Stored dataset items
* * * *
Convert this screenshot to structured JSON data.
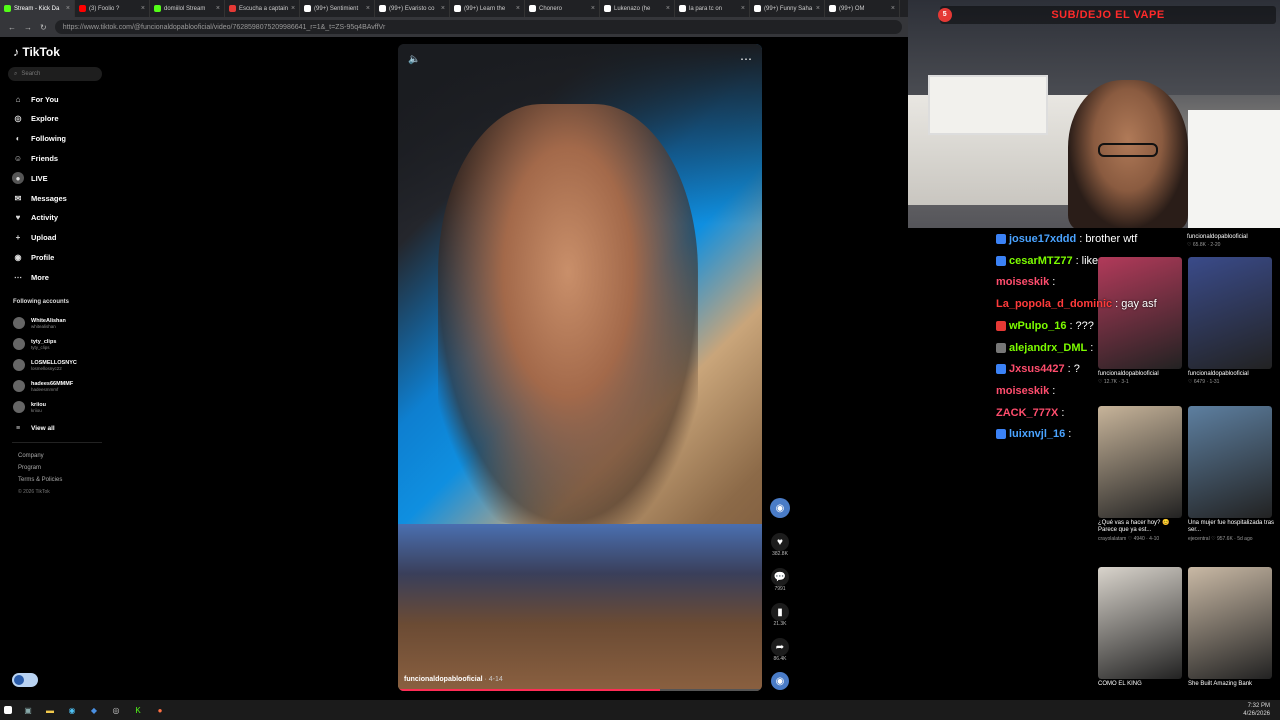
{
  "browser": {
    "tabs": [
      {
        "label": "Stream - Kick Da",
        "color": "#53fc18"
      },
      {
        "label": "(3) Foolio ?",
        "color": "#ff0000"
      },
      {
        "label": "domiilol Stream",
        "color": "#53fc18"
      },
      {
        "label": "Escucha a captain",
        "color": "#e53935"
      },
      {
        "label": "(99+) Sentimient",
        "color": "#ffffff"
      },
      {
        "label": "(99+) Evaristo co",
        "color": "#ffffff"
      },
      {
        "label": "(99+) Learn the",
        "color": "#ffffff"
      },
      {
        "label": "Chonero",
        "color": "#ffffff"
      },
      {
        "label": "Lukenazo (he",
        "color": "#ffffff"
      },
      {
        "label": "la para tc on",
        "color": "#ffffff"
      },
      {
        "label": "(99+) Funny Saha",
        "color": "#ffffff"
      },
      {
        "label": "(99+) OM",
        "color": "#ffffff"
      }
    ],
    "url": "https://www.tiktok.com/@funcionaldopablooficial/video/7628598075209986641_r=1&_t=ZS-95q4BAvffVr"
  },
  "sidebar": {
    "logo": "TikTok",
    "search_placeholder": "Search",
    "nav": [
      {
        "label": "For You",
        "icon": "home-icon",
        "glyph": "⌂"
      },
      {
        "label": "Explore",
        "icon": "compass-icon",
        "glyph": "◎"
      },
      {
        "label": "Following",
        "icon": "following-icon",
        "glyph": "◐"
      },
      {
        "label": "Friends",
        "icon": "friends-icon",
        "glyph": "☺"
      },
      {
        "label": "LIVE",
        "icon": "live-icon",
        "glyph": "●"
      },
      {
        "label": "Messages",
        "icon": "messages-icon",
        "glyph": "✉"
      },
      {
        "label": "Activity",
        "icon": "activity-icon",
        "glyph": "♥"
      },
      {
        "label": "Upload",
        "icon": "upload-icon",
        "glyph": "+"
      },
      {
        "label": "Profile",
        "icon": "profile-icon",
        "glyph": "◉"
      },
      {
        "label": "More",
        "icon": "more-icon",
        "glyph": "⋯"
      }
    ],
    "following_title": "Following accounts",
    "accounts": [
      {
        "name": "WhiteAlishan",
        "handle": "whitealishan"
      },
      {
        "name": "tyty_clips",
        "handle": "tyty_clips"
      },
      {
        "name": "LOSMELLOSNYC",
        "handle": "losmellosnyc22"
      },
      {
        "name": "hadees66MMMF",
        "handle": "hadeesmmmf"
      },
      {
        "name": "kriiou",
        "handle": "kriiou"
      }
    ],
    "view_all": "View all",
    "footer": [
      "Company",
      "Program",
      "Terms & Policies"
    ],
    "copyright": "© 2026 TikTok"
  },
  "video": {
    "author": "funcionaldopablooficial",
    "date": "· 4-14",
    "progress": 0.72,
    "likes": "382.8K",
    "comments": "7991",
    "saves": "21.3K",
    "shares": "86.4K"
  },
  "stream": {
    "banner": "SUB/DEJO EL VAPE"
  },
  "chat": [
    {
      "user": "josue17xddd",
      "text": "brother wtf",
      "color": "#4aa3ff",
      "badge": "#3b82f6"
    },
    {
      "user": "cesarMTZ77",
      "text": "like",
      "color": "#7cfc00",
      "badge": "#3b82f6"
    },
    {
      "user": "moiseskik",
      "text": "",
      "color": "#ff4d6d",
      "badge": ""
    },
    {
      "user": "La_popola_d_dominic",
      "text": "gay asf",
      "color": "#ff3b3b",
      "badge": ""
    },
    {
      "user": "wPulpo_16",
      "text": "???",
      "color": "#7cfc00",
      "badge": "#e53935"
    },
    {
      "user": "alejandrx_DML",
      "text": "",
      "color": "#7cfc00",
      "badge": "#777777"
    },
    {
      "user": "Jxsus4427",
      "text": "?",
      "color": "#ff4d6d",
      "badge": "#3b82f6"
    },
    {
      "user": "moiseskik",
      "text": "",
      "color": "#ff4d6d",
      "badge": ""
    },
    {
      "user": "ZACK_777X",
      "text": "",
      "color": "#ff4d6d",
      "badge": ""
    },
    {
      "user": "luixnvjl_16",
      "text": "",
      "color": "#4aa3ff",
      "badge": "#3b82f6"
    }
  ],
  "related": [
    {
      "caption": "funcionaldopablooficial",
      "sub": "♡ 65.8K · 2-20",
      "bg": "#1a1a1a"
    },
    {
      "caption": "funcionaldopablooficial",
      "sub": "♡ 12.7K · 3-1",
      "bg": "#b23a5a"
    },
    {
      "caption": "funcionaldopablooficial",
      "sub": "♡ 6479 · 1-31",
      "bg": "#3a4b8a"
    },
    {
      "caption": "¿Qué vas a hacer hoy? 😊 Parece que ya est...",
      "sub": "crayolalatam  ♡ 4940 · 4-10",
      "bg": "#c7b49a"
    },
    {
      "caption": "Una mujer fue hospitalizada tras ser...",
      "sub": "ejecentral  ♡ 957.6K · 5d ago",
      "bg": "#5d7fa0"
    },
    {
      "caption": "COMO EL KING",
      "sub": "",
      "bg": "#d9d4cc"
    },
    {
      "caption": "She Built Amazing Bank",
      "sub": "",
      "bg": "#c9b9a5"
    }
  ],
  "taskbar": {
    "time": "7:32 PM",
    "date": "4/26/2026"
  }
}
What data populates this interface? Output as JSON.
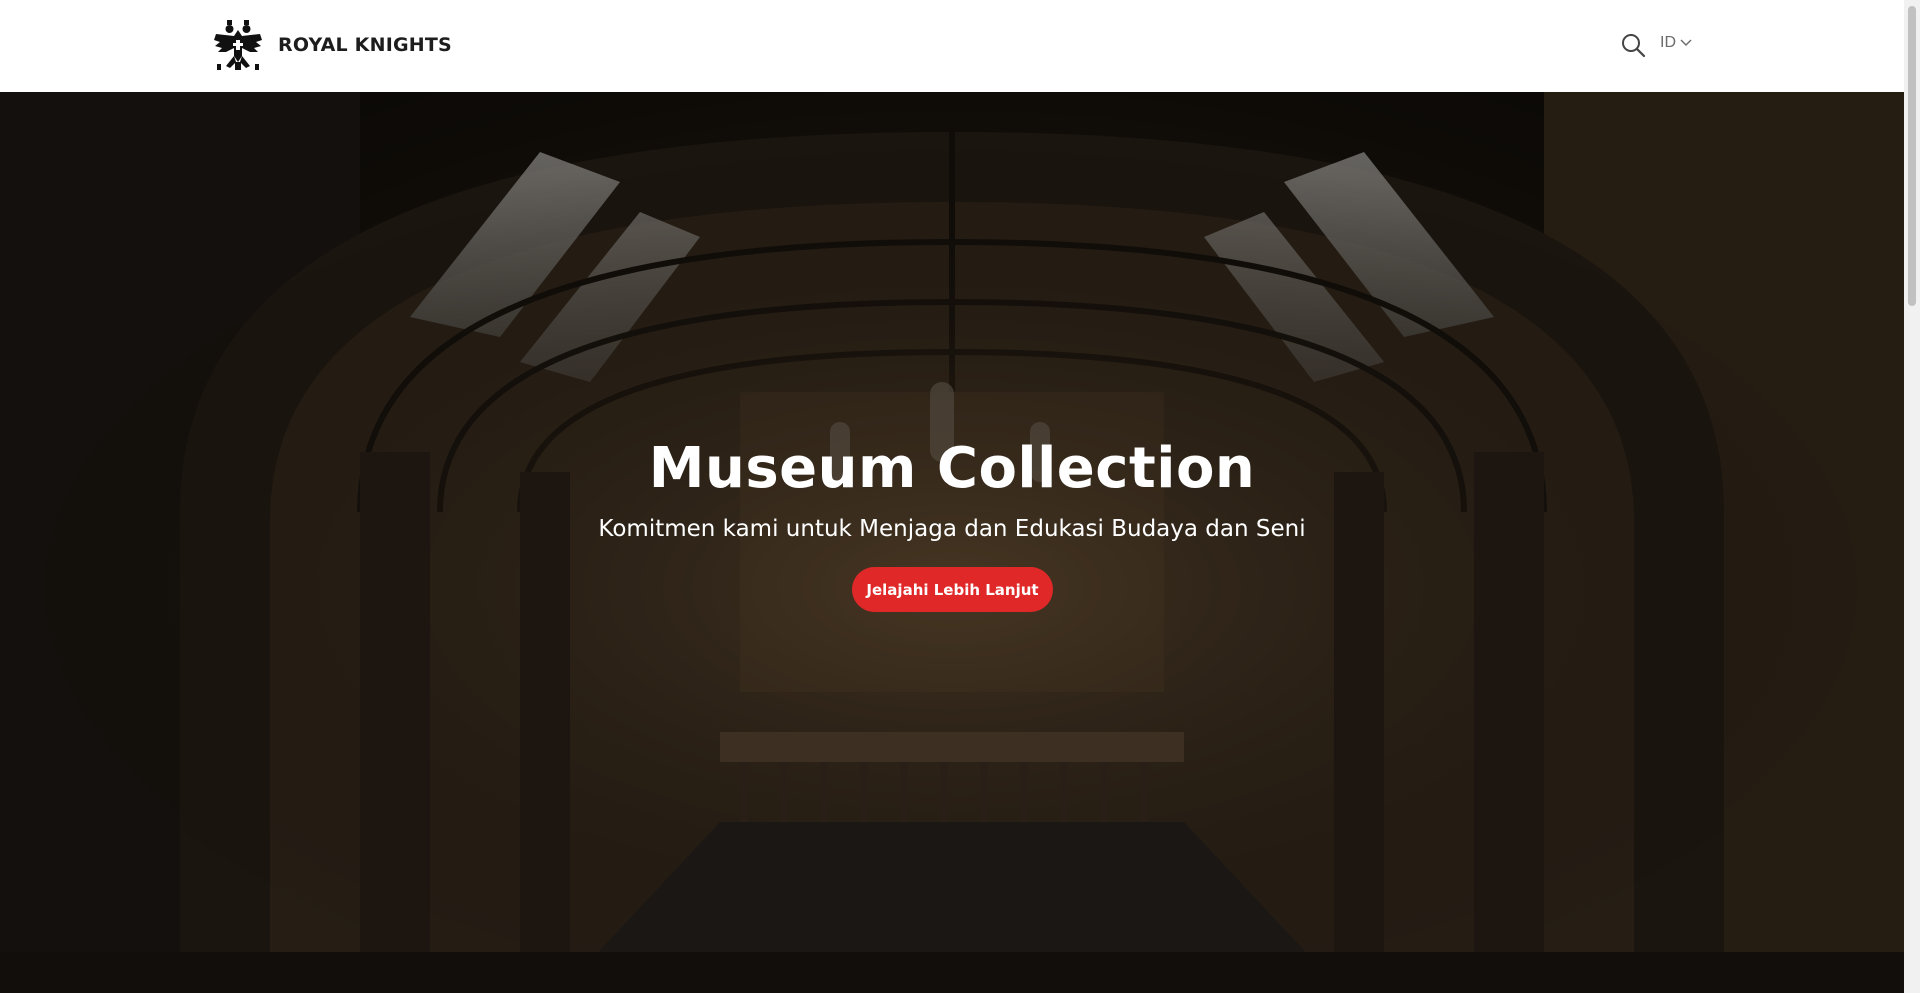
{
  "header": {
    "brand_name": "ROYAL KNIGHTS",
    "language": "ID",
    "icons": {
      "logo": "double-headed-eagle-crest",
      "search": "search-icon",
      "chevron": "chevron-down-icon"
    }
  },
  "hero": {
    "title": "Museum Collection",
    "subtitle": "Komitmen kami untuk Menjaga dan Edukasi Budaya dan Seni",
    "cta_label": "Jelajahi Lebih Lanjut",
    "image": "museum-great-hall-arched-ceiling"
  },
  "colors": {
    "cta": "#e02828",
    "header_bg": "#ffffff",
    "brand_text": "#1d1d1d"
  }
}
* * * *
(TASK OBJECTIVE) Choose all lines containing the string "logo" and copy them out.

(ANSWER FOR THE TASK)
    "logo": "TikTok",
      "logo": "double-headed-eagle-crest",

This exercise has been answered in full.